**Given instruction**
Print the records below word for word, but leave out the pictures.
--------
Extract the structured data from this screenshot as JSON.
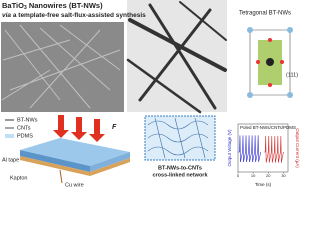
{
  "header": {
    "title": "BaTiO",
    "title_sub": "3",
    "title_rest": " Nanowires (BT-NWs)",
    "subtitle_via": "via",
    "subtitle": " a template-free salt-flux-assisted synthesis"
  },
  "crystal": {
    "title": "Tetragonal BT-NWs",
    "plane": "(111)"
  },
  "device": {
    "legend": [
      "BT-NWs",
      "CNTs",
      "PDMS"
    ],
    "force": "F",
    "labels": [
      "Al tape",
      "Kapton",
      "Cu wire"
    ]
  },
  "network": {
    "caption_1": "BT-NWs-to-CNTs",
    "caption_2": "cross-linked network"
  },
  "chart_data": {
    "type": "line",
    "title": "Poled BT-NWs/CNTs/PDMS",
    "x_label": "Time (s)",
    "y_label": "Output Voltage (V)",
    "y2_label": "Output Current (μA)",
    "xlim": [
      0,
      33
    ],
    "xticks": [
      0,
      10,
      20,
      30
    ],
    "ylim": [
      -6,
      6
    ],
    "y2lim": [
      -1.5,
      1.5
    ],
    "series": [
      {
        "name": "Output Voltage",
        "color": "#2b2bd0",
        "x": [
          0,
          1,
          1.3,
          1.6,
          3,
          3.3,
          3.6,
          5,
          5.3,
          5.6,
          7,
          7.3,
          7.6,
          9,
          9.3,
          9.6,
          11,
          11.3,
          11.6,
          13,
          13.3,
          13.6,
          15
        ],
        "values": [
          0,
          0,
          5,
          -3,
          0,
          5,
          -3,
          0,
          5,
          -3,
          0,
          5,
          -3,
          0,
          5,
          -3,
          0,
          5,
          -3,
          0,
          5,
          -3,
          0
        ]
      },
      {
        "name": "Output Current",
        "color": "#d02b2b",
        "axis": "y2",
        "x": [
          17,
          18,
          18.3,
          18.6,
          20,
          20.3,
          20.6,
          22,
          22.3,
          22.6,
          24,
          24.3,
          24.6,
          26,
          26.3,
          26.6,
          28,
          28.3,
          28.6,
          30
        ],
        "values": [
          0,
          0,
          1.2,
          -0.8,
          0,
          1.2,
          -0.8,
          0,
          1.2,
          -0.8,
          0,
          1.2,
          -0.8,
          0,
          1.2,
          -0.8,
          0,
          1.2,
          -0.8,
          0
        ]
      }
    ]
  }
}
--------
**Finished answer**
Extract the structured data from this screenshot as JSON.
{
  "header": {
    "title": "BaTiO",
    "title_sub": "3",
    "title_rest": " Nanowires (BT-NWs)",
    "subtitle_via": "via",
    "subtitle": " a template-free salt-flux-assisted synthesis"
  },
  "crystal": {
    "title": "Tetragonal BT-NWs",
    "plane": "(111)"
  },
  "device": {
    "legend": [
      "BT-NWs",
      "CNTs",
      "PDMS"
    ],
    "force": "F",
    "labels": [
      "Al tape",
      "Kapton",
      "Cu wire"
    ]
  },
  "network": {
    "caption_1": "BT-NWs-to-CNTs",
    "caption_2": "cross-linked network"
  },
  "chart_data": {
    "type": "line",
    "title": "Poled BT-NWs/CNTs/PDMS",
    "x_label": "Time (s)",
    "y_label": "Output Voltage (V)",
    "y2_label": "Output Current (μA)",
    "xlim": [
      0,
      33
    ],
    "xticks": [
      0,
      10,
      20,
      30
    ],
    "ylim": [
      -6,
      6
    ],
    "y2lim": [
      -1.5,
      1.5
    ],
    "series": [
      {
        "name": "Output Voltage",
        "color": "#2b2bd0",
        "x": [
          0,
          1,
          1.3,
          1.6,
          3,
          3.3,
          3.6,
          5,
          5.3,
          5.6,
          7,
          7.3,
          7.6,
          9,
          9.3,
          9.6,
          11,
          11.3,
          11.6,
          13,
          13.3,
          13.6,
          15
        ],
        "values": [
          0,
          0,
          5,
          -3,
          0,
          5,
          -3,
          0,
          5,
          -3,
          0,
          5,
          -3,
          0,
          5,
          -3,
          0,
          5,
          -3,
          0,
          5,
          -3,
          0
        ]
      },
      {
        "name": "Output Current",
        "color": "#d02b2b",
        "axis": "y2",
        "x": [
          17,
          18,
          18.3,
          18.6,
          20,
          20.3,
          20.6,
          22,
          22.3,
          22.6,
          24,
          24.3,
          24.6,
          26,
          26.3,
          26.6,
          28,
          28.3,
          28.6,
          30
        ],
        "values": [
          0,
          0,
          1.2,
          -0.8,
          0,
          1.2,
          -0.8,
          0,
          1.2,
          -0.8,
          0,
          1.2,
          -0.8,
          0,
          1.2,
          -0.8,
          0,
          1.2,
          -0.8,
          0
        ]
      }
    ]
  }
}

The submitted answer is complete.